- _Items_
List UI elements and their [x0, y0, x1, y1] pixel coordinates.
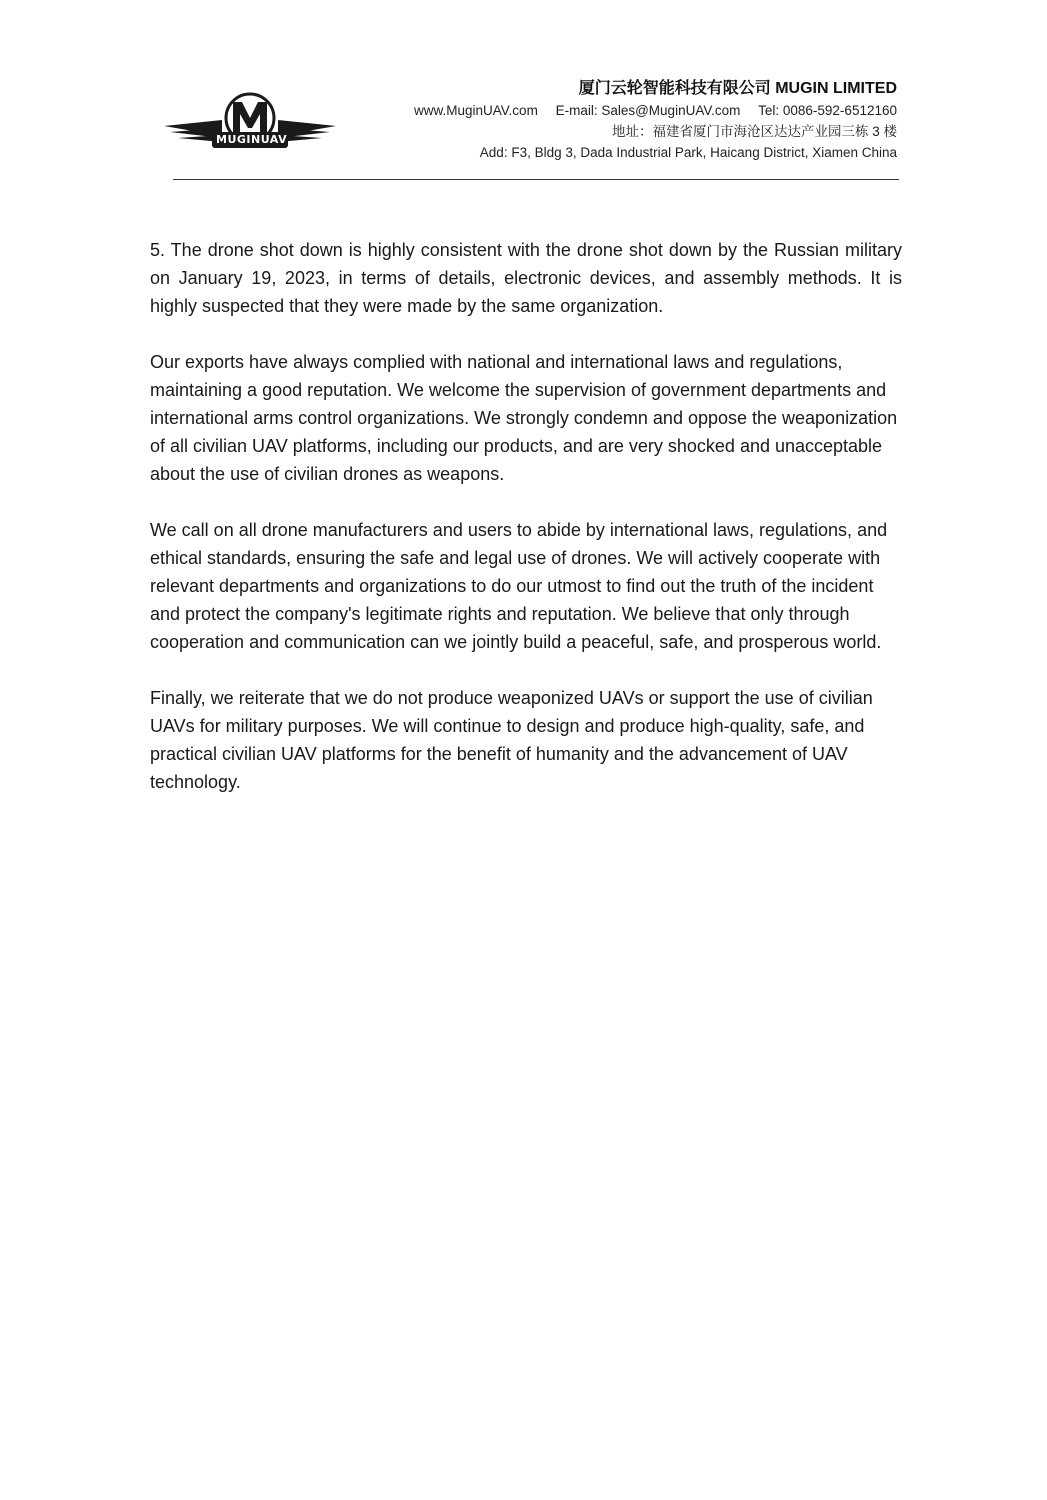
---
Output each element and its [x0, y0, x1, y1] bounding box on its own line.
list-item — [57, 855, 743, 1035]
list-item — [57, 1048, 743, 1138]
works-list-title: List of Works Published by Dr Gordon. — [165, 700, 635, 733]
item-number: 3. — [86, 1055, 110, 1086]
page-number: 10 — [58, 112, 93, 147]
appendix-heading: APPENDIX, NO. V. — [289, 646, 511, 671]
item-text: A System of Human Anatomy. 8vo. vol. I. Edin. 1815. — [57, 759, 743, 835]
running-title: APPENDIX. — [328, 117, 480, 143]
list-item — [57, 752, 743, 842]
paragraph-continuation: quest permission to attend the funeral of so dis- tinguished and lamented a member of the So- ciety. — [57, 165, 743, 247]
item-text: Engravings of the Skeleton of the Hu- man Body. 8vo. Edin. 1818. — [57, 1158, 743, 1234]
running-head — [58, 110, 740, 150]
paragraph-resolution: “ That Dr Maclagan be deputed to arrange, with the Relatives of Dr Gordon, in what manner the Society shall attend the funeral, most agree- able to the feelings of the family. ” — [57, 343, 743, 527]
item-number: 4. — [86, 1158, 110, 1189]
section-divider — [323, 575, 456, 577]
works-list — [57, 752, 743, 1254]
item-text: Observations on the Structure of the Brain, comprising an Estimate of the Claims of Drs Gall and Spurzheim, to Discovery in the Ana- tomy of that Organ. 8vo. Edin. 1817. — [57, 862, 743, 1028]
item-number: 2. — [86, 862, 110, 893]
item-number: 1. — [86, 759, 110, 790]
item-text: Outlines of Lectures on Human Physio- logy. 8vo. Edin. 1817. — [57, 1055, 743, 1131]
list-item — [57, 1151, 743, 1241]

- _Exercise description_
Find every line in the records that contains the word "Gordon", matching case exactly, and copy each of those lines.

- _Final answer_
works-list-title: List of Works Published by Dr Gordon. — [165, 700, 635, 733]
paragraph-resolution: “ That Dr Maclagan be deputed to arrange, with the Relatives of Dr Gordon, in what manner the Society shall attend the funeral, most agree- able to the feelings of the family. ” — [57, 343, 743, 527]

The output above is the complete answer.